[WHAT YOU HAVE TO DO] Scan the data. Collect each line that contains the word "JSON".

[Excerpts from a figure dataset]

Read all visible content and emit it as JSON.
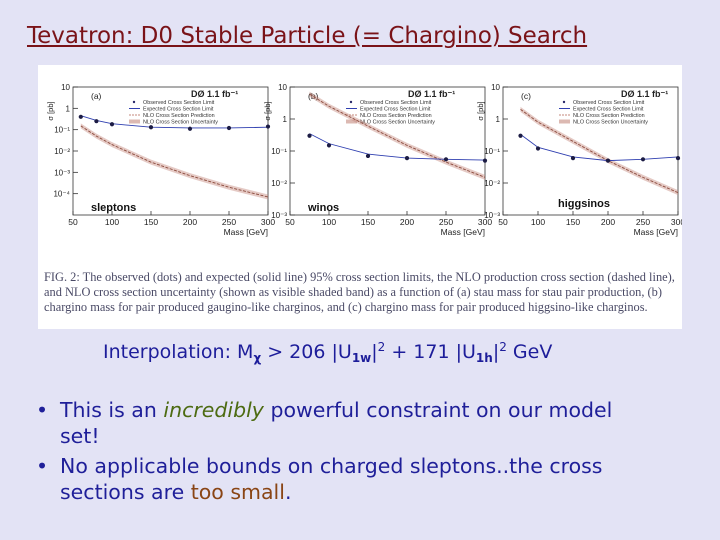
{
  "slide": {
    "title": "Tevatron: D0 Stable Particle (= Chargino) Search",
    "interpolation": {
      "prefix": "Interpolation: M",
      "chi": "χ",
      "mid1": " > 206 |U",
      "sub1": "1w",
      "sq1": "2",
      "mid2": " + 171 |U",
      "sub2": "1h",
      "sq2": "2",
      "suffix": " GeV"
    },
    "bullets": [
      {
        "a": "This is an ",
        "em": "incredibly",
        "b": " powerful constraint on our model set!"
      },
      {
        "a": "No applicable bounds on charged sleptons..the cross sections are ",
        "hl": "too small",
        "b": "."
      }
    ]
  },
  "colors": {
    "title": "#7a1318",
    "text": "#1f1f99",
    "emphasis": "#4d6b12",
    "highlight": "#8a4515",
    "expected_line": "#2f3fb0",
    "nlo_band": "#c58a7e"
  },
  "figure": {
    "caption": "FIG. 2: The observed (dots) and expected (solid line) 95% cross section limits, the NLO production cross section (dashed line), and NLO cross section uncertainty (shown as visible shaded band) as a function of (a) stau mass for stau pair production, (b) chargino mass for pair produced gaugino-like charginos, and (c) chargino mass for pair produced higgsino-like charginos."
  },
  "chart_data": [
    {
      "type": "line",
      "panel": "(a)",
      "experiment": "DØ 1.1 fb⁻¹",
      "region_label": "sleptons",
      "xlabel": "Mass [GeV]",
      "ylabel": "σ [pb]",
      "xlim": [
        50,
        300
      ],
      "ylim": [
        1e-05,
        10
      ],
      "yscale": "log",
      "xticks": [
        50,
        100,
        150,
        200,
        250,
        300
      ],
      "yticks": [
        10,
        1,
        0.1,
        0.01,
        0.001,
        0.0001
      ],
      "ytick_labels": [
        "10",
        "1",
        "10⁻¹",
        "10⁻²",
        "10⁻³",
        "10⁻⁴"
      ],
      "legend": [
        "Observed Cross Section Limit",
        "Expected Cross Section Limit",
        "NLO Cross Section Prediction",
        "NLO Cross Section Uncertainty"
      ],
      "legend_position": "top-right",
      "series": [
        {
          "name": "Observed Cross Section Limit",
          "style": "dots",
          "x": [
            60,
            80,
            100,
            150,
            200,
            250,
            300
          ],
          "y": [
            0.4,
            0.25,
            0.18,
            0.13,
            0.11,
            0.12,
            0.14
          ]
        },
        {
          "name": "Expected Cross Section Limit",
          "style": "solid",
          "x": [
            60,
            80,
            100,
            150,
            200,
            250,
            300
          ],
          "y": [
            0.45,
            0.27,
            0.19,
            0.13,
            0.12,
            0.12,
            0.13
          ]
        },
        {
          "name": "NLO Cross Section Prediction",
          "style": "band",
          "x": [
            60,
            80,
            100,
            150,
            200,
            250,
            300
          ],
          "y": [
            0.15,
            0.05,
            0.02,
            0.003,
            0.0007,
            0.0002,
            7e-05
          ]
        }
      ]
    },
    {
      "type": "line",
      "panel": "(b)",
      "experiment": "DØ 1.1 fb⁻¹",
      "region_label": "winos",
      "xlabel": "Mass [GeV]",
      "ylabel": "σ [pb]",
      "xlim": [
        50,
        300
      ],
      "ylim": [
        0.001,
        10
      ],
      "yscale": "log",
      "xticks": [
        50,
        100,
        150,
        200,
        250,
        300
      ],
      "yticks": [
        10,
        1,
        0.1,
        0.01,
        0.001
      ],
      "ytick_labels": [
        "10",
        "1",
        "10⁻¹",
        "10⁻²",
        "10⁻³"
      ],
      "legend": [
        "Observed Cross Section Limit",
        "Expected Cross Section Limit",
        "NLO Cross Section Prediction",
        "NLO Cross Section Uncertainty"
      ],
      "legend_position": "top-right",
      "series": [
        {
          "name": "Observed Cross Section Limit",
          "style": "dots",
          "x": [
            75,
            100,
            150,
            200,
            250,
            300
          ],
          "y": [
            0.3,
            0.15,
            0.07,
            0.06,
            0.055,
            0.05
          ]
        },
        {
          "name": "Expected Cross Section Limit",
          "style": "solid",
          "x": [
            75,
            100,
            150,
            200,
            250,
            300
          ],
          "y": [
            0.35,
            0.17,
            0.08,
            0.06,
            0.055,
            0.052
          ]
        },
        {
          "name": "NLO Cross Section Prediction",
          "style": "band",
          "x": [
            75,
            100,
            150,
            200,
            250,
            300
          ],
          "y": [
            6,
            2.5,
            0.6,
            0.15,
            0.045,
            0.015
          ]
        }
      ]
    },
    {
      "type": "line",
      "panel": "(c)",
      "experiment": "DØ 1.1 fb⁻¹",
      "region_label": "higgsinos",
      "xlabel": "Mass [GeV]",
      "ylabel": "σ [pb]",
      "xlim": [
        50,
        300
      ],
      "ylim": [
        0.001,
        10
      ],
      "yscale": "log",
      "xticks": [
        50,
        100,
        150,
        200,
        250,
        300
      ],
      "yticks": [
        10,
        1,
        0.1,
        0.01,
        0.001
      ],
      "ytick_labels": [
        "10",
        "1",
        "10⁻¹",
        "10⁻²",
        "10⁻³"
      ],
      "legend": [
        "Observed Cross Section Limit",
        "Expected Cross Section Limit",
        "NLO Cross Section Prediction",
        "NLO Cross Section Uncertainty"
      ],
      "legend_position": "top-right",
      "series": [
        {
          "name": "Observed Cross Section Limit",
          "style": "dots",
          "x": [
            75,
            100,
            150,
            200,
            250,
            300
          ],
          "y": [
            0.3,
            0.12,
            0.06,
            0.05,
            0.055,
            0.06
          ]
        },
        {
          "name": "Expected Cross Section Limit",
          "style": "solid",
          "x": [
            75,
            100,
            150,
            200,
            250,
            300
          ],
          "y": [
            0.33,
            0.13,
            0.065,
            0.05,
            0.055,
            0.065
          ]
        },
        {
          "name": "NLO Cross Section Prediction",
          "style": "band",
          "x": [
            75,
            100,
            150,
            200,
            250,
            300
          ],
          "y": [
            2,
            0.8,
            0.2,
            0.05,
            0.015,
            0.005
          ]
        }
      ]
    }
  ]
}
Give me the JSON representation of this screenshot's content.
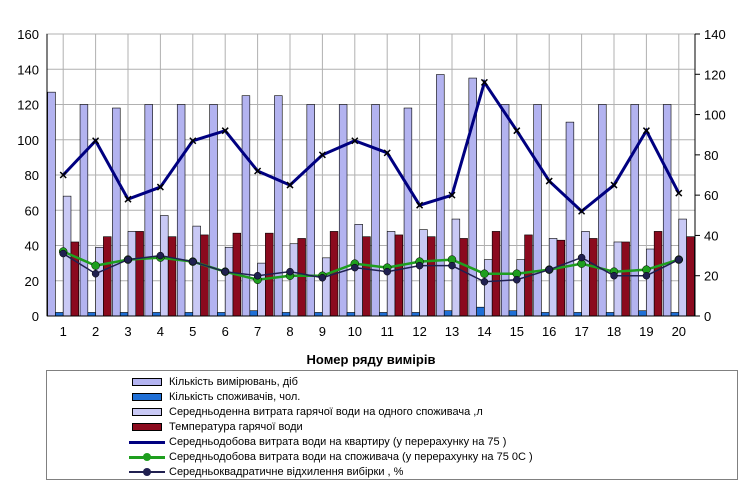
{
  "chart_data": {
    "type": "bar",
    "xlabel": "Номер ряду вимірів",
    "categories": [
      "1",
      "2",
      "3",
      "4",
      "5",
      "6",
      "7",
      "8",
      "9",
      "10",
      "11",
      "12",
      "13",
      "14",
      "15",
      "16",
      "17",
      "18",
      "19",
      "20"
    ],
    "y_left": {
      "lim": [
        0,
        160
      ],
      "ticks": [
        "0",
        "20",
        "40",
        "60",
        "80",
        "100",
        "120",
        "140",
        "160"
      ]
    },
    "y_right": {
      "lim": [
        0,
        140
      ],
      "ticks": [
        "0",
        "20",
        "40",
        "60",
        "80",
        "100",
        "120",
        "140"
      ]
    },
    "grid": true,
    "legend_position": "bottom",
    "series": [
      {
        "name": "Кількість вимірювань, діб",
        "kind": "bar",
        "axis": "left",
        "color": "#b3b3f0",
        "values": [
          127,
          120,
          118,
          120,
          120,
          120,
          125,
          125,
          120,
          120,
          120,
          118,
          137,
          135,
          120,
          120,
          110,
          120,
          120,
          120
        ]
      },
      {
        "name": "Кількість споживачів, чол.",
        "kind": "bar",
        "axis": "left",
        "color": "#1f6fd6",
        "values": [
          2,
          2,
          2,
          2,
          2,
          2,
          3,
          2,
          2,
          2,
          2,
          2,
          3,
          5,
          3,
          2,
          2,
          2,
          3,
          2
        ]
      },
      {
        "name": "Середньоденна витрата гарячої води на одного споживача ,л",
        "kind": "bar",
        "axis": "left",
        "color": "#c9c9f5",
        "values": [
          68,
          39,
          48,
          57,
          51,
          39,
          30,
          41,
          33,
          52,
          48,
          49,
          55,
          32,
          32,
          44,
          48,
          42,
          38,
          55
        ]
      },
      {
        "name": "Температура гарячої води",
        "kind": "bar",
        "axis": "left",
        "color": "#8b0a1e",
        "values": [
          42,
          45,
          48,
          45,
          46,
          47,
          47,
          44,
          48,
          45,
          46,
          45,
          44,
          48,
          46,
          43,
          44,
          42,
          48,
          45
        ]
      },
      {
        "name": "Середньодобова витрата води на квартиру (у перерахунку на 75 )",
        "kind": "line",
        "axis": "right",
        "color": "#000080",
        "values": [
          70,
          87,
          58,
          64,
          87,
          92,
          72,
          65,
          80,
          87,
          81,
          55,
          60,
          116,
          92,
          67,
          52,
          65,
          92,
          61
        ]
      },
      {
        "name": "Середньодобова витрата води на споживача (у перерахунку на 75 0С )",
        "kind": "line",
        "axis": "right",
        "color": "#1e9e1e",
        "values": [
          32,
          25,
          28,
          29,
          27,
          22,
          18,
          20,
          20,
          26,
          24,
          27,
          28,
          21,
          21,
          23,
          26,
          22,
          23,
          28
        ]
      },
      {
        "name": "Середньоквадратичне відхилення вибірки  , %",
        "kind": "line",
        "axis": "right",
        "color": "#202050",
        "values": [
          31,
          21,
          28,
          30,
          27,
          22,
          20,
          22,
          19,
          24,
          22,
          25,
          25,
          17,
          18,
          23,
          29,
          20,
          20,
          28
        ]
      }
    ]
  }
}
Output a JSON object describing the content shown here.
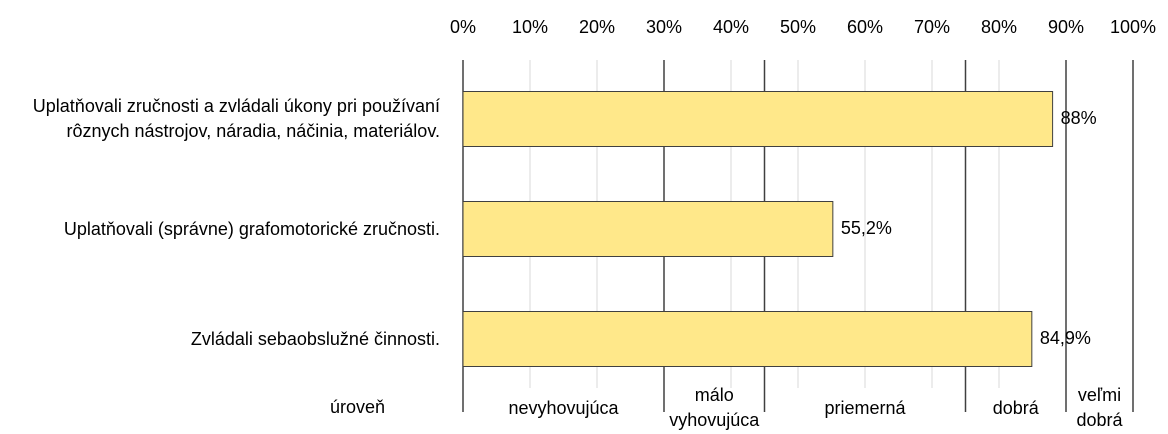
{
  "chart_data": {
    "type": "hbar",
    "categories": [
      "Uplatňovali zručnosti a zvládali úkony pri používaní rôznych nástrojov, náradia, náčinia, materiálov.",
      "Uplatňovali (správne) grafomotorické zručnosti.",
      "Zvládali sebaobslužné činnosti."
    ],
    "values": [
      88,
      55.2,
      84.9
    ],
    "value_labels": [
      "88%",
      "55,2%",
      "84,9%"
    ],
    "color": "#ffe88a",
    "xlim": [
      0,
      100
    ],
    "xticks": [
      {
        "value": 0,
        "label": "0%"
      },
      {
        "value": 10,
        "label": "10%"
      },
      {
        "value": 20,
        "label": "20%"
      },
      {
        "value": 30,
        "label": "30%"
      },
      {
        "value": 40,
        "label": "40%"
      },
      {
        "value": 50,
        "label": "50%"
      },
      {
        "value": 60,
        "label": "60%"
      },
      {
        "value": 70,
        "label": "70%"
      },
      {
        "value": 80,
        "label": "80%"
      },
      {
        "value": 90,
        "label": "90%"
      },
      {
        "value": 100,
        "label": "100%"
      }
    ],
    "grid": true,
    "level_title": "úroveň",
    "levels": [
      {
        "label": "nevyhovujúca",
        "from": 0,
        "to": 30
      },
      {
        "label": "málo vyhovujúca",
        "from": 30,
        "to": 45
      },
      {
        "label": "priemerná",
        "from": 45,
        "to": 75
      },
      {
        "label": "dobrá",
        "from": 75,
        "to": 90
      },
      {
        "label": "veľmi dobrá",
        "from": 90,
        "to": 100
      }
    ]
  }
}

[TASK RESULT]
Read all visible content and emit it as JSON.
Give me the JSON representation of this screenshot's content.
Output a JSON object describing the content shown here.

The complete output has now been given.